◆ **Work to be completed**
Render every line of the data below as a Markdown table with two columns, "No." and "Line". Number the rows in order and omit blank lines.

───── Extracted material ─────

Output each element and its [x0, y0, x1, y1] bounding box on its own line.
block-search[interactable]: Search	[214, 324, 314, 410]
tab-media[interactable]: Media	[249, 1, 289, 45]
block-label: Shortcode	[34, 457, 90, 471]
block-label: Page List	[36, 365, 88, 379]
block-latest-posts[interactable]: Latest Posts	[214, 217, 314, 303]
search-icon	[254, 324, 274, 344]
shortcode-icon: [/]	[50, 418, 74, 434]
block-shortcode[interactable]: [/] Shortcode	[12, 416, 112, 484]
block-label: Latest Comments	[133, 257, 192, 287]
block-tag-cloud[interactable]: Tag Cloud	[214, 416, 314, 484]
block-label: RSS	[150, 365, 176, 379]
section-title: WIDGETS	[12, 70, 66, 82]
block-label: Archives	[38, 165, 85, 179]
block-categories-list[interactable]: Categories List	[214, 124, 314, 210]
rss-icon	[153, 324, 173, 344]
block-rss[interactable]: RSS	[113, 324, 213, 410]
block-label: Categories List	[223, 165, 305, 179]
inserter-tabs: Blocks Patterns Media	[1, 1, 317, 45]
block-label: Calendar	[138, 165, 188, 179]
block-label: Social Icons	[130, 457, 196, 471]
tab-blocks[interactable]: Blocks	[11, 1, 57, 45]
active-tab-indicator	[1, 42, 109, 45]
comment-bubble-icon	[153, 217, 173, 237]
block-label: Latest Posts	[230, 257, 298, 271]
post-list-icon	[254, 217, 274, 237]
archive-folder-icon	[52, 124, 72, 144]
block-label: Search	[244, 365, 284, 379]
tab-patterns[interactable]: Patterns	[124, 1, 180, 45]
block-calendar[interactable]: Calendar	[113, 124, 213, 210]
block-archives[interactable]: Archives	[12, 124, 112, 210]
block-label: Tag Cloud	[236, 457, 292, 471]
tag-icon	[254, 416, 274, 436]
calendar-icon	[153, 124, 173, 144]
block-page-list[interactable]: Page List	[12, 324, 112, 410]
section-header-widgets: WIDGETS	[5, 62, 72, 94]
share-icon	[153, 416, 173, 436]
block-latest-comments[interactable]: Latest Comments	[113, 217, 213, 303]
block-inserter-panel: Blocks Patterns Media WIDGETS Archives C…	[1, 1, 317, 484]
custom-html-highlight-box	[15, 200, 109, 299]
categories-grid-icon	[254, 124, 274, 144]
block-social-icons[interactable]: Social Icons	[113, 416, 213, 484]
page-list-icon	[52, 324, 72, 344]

─────

◆ **Answer for this exercise**
| No. | Line |
|---|---|
| 1 | Output each element and its [x0, y0, x1, y1] bounding box on its own line. |
| 2 | block-search[interactable]: Search	[214, 324, 314, 410] |
| 3 | tab-media[interactable]: Media	[249, 1, 289, 45] |
| 4 | block-label: Shortcode	[34, 457, 90, 471] |
| 5 | block-label: Page List	[36, 365, 88, 379] |
| 6 | block-latest-posts[interactable]: Latest Posts	[214, 217, 314, 303] |
| 7 | search-icon	[254, 324, 274, 344] |
| 8 | shortcode-icon: [/]	[50, 418, 74, 434] |
| 9 | block-shortcode[interactable]: [/] Shortcode	[12, 416, 112, 484] |
| 10 | block-label: Latest Comments	[133, 257, 192, 287] |
| 11 | block-tag-cloud[interactable]: Tag Cloud	[214, 416, 314, 484] |
| 12 | block-label: RSS	[150, 365, 176, 379] |
| 13 | section-title: WIDGETS	[12, 70, 66, 82] |
| 14 | block-label: Archives	[38, 165, 85, 179] |
| 15 | block-categories-list[interactable]: Categories List	[214, 124, 314, 210] |
| 16 | rss-icon	[153, 324, 173, 344] |
| 17 | block-rss[interactable]: RSS	[113, 324, 213, 410] |
| 18 | block-label: Categories List	[223, 165, 305, 179] |
| 19 | inserter-tabs: Blocks Patterns Media	[1, 1, 317, 45] |
| 20 | block-label: Calendar	[138, 165, 188, 179] |
| 21 | block-label: Social Icons	[130, 457, 196, 471] |
| 22 | tab-blocks[interactable]: Blocks	[11, 1, 57, 45] |
| 23 | active-tab-indicator	[1, 42, 109, 45] |
| 24 | comment-bubble-icon	[153, 217, 173, 237] |
| 25 | block-label: Latest Posts	[230, 257, 298, 271] |
| 26 | post-list-icon	[254, 217, 274, 237] |
| 27 | archive-folder-icon	[52, 124, 72, 144] |
| 28 | block-label: Search	[244, 365, 284, 379] |
| 29 | tab-patterns[interactable]: Patterns	[124, 1, 180, 45] |
| 30 | block-calendar[interactable]: Calendar	[113, 124, 213, 210] |
| 31 | block-archives[interactable]: Archives	[12, 124, 112, 210] |
| 32 | block-label: Tag Cloud	[236, 457, 292, 471] |
| 33 | tag-icon	[254, 416, 274, 436] |
| 34 | calendar-icon	[153, 124, 173, 144] |
| 35 | block-page-list[interactable]: Page List	[12, 324, 112, 410] |
| 36 | section-header-widgets: WIDGETS	[5, 62, 72, 94] |
| 37 | share-icon	[153, 416, 173, 436] |
| 38 | block-latest-comments[interactable]: Latest Comments	[113, 217, 213, 303] |
| 39 | block-inserter-panel: Blocks Patterns Media WIDGETS Archives C…	[1, 1, 317, 484] |
| 40 | custom-html-highlight-box	[15, 200, 109, 299] |
| 41 | categories-grid-icon	[254, 124, 274, 144] |
| 42 | block-social-icons[interactable]: Social Icons	[113, 416, 213, 484] |
| 43 | page-list-icon	[52, 324, 72, 344] |